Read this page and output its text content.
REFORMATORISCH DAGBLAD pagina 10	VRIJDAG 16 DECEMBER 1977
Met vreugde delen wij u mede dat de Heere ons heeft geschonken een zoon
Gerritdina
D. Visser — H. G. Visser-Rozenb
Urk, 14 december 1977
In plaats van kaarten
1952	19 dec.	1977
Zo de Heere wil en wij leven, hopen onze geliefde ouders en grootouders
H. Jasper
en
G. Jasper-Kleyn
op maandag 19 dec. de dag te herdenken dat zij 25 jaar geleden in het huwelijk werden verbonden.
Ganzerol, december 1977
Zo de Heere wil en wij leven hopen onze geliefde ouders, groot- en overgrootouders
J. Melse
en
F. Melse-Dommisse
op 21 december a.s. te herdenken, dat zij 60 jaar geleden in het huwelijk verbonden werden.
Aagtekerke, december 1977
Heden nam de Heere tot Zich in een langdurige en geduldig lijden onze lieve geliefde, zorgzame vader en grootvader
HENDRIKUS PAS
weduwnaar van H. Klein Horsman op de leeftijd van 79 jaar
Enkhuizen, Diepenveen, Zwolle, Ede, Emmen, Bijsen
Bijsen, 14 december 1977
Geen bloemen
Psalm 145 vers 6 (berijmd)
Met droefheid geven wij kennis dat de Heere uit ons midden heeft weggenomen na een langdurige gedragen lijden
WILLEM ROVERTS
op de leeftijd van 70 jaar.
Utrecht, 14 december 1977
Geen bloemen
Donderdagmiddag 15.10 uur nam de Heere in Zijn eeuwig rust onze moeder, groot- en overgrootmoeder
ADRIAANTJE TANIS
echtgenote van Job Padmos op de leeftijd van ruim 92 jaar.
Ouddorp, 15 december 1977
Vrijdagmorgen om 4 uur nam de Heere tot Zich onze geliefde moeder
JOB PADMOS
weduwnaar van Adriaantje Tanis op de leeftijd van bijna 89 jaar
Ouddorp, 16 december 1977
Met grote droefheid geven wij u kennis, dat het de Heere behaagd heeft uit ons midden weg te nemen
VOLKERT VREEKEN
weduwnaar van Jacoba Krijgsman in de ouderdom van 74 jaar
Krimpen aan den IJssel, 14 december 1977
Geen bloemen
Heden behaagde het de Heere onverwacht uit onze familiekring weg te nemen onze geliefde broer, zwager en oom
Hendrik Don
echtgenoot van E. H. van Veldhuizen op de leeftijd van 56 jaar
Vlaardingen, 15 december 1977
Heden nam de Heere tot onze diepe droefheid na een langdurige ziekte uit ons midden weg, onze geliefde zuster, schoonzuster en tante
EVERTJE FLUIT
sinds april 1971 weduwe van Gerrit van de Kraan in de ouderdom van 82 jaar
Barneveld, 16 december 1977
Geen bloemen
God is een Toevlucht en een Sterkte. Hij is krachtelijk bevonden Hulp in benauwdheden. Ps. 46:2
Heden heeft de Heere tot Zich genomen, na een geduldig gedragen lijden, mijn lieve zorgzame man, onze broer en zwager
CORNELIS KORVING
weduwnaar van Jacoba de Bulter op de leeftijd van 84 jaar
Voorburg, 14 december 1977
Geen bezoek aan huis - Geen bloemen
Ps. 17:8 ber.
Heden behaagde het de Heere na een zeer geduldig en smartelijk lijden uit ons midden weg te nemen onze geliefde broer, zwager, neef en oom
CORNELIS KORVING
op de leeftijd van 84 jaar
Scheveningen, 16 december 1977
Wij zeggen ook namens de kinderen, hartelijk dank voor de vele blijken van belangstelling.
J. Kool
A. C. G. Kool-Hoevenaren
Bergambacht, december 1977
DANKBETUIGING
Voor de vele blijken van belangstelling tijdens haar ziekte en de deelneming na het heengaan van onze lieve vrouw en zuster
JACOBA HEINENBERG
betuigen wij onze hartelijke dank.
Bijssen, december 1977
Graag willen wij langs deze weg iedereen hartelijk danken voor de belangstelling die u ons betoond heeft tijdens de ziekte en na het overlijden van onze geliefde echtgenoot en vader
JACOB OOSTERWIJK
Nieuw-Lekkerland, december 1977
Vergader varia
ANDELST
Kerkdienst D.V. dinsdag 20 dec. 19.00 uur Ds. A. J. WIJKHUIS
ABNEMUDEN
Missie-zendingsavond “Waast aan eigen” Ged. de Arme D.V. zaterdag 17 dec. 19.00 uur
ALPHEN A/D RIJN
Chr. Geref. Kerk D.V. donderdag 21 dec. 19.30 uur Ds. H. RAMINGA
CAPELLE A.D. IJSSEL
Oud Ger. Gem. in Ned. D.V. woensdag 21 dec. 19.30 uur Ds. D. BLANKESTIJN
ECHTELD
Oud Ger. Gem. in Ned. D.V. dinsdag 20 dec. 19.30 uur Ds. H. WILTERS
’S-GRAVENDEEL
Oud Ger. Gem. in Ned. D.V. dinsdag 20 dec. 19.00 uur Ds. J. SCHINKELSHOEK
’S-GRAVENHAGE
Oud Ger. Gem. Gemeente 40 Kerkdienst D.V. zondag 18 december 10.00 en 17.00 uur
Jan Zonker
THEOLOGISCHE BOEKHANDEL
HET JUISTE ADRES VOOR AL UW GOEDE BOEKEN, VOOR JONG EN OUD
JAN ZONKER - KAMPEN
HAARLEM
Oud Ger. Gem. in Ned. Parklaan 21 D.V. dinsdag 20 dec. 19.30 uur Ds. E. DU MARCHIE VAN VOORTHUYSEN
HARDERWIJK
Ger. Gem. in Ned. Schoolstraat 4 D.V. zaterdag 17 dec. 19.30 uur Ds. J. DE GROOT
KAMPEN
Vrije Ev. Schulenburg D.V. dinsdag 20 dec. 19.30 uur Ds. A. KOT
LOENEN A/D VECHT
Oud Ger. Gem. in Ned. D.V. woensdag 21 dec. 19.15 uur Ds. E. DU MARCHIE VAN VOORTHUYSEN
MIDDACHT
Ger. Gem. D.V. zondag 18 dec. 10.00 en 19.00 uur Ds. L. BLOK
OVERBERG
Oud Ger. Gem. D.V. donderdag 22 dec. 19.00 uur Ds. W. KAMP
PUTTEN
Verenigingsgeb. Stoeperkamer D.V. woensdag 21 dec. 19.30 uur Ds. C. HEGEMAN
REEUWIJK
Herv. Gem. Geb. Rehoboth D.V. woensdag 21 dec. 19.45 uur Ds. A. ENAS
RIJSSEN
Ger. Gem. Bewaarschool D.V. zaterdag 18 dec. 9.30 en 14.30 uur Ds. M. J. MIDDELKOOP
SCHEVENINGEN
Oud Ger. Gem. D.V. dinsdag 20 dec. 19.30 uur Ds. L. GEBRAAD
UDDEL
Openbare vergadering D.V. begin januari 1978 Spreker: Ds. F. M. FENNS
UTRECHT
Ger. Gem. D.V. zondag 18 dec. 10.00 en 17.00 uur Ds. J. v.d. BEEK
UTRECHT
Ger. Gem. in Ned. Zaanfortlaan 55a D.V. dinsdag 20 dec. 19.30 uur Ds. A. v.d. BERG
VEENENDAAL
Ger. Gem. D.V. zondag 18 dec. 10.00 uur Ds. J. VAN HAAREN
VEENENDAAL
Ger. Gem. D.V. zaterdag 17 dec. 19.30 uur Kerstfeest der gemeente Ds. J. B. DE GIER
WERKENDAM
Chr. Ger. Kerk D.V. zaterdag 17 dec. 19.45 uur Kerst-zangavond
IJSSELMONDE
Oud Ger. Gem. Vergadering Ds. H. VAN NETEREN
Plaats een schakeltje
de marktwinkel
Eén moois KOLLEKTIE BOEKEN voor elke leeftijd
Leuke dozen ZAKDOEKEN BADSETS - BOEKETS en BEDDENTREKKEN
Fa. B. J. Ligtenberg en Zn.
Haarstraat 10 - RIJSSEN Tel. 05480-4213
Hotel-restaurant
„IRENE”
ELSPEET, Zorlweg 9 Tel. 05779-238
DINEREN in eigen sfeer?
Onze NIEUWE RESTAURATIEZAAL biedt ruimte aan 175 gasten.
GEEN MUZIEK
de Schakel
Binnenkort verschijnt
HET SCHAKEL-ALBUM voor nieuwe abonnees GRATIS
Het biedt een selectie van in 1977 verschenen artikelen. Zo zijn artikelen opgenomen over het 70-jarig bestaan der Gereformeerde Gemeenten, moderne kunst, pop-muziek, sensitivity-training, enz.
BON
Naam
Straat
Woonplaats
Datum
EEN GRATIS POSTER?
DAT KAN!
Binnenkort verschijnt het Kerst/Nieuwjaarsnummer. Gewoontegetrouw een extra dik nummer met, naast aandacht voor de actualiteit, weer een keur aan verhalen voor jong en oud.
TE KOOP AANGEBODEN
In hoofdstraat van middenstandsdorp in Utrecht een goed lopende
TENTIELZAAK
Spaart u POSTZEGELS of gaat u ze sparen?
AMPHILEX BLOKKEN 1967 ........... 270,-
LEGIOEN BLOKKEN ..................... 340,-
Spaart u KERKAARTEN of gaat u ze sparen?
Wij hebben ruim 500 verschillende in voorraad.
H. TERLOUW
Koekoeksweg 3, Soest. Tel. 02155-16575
======
▶ **Requirement**
Copy out all lines above holding "eigen".

▶ **Expected output**
Missie-zendingsavond “Waast aan eigen” Ged. de Arme D.V. zaterdag 17 dec. 19.00 uur
DINEREN in eigen sfeer?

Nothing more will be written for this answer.